> _Short exercise_
Omit all images. Transcribe the rest of the material below exactly.
-- Start of Raw records --
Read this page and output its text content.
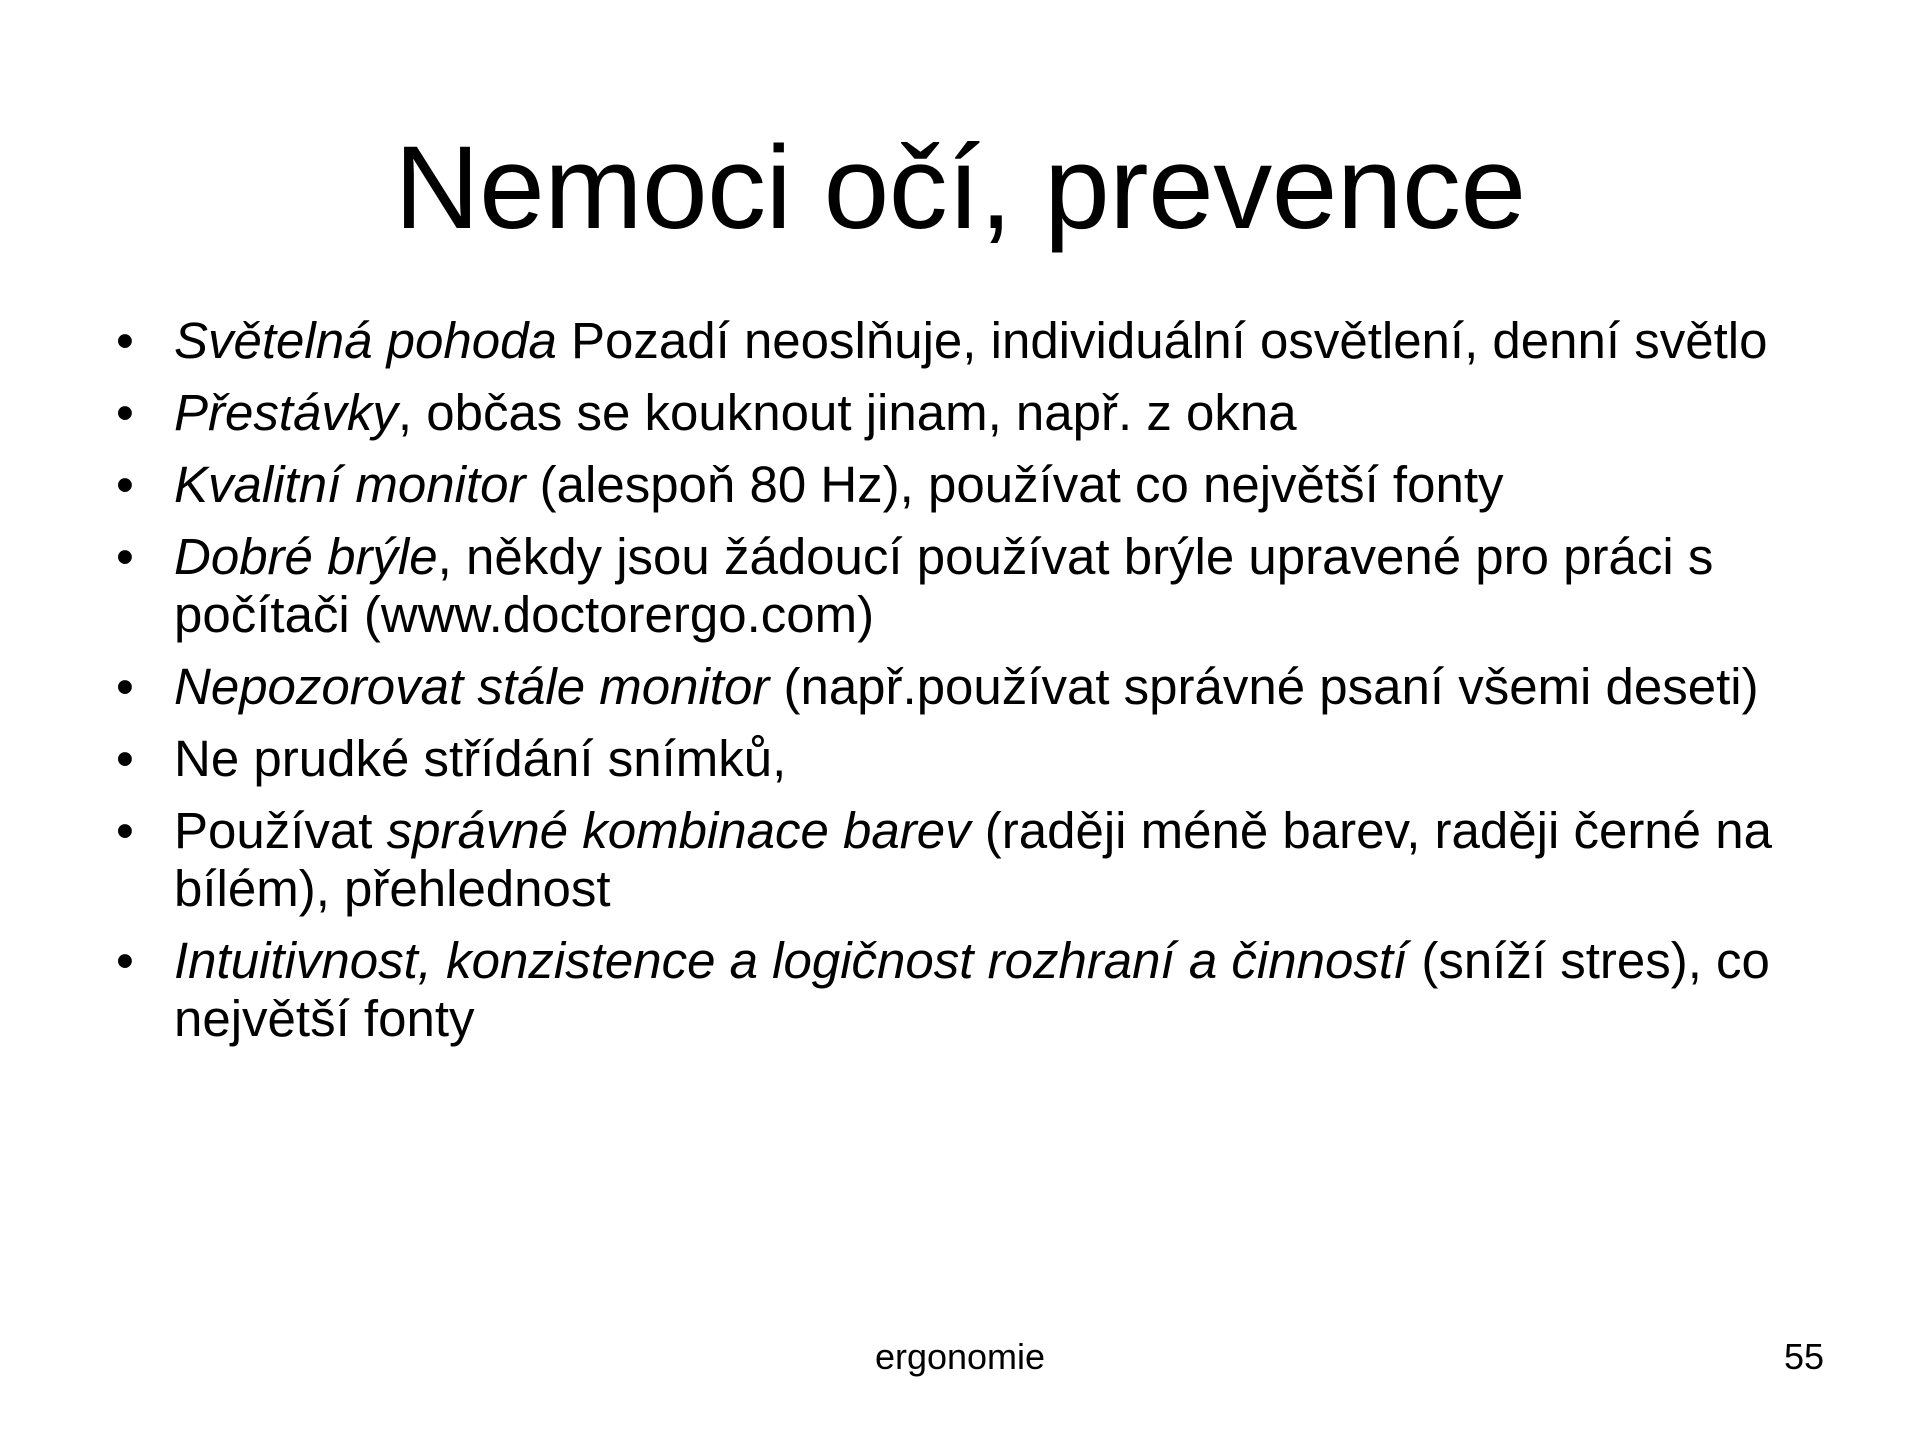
Nemoci očí, prevence
• Světelná pohoda Pozadí neoslňuje, individuální osvětlení, denní světlo
• Přestávky, občas se kouknout jinam, např. z okna
• Kvalitní monitor (alespoň 80 Hz), používat co největší fonty
• Dobré brýle, někdy jsou žádoucí používat brýle upravené pro práci s počítači (www.doctorergo.com)
• Nepozorovat stále monitor (např.používat správné psaní všemi deseti)
• Ne prudké střídání snímků,
• Používat správné kombinace barev (raději méně barev, raději černé na bílém), přehlednost
• Intuitivnost, konzistence a logičnost rozhraní a činností (sníží stres), co největší fonty
ergonomie	55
-- End of Raw records --
> _Complete answer_
Read this page and output its text content.
Nemoci očí, prevence
• Světelná pohoda Pozadí neoslňuje, individuální osvětlení, denní světlo
• Přestávky, občas se kouknout jinam, např. z okna
• Kvalitní monitor (alespoň 80 Hz), používat co největší fonty
• Dobré brýle, někdy jsou žádoucí používat brýle upravené pro práci s počítači (www.doctorergo.com)
• Nepozorovat stále monitor (např.používat správné psaní všemi deseti)
• Ne prudké střídání snímků,
• Používat správné kombinace barev (raději méně barev, raději černé na bílém), přehlednost
• Intuitivnost, konzistence a logičnost rozhraní a činností (sníží stres), co největší fonty
ergonomie	55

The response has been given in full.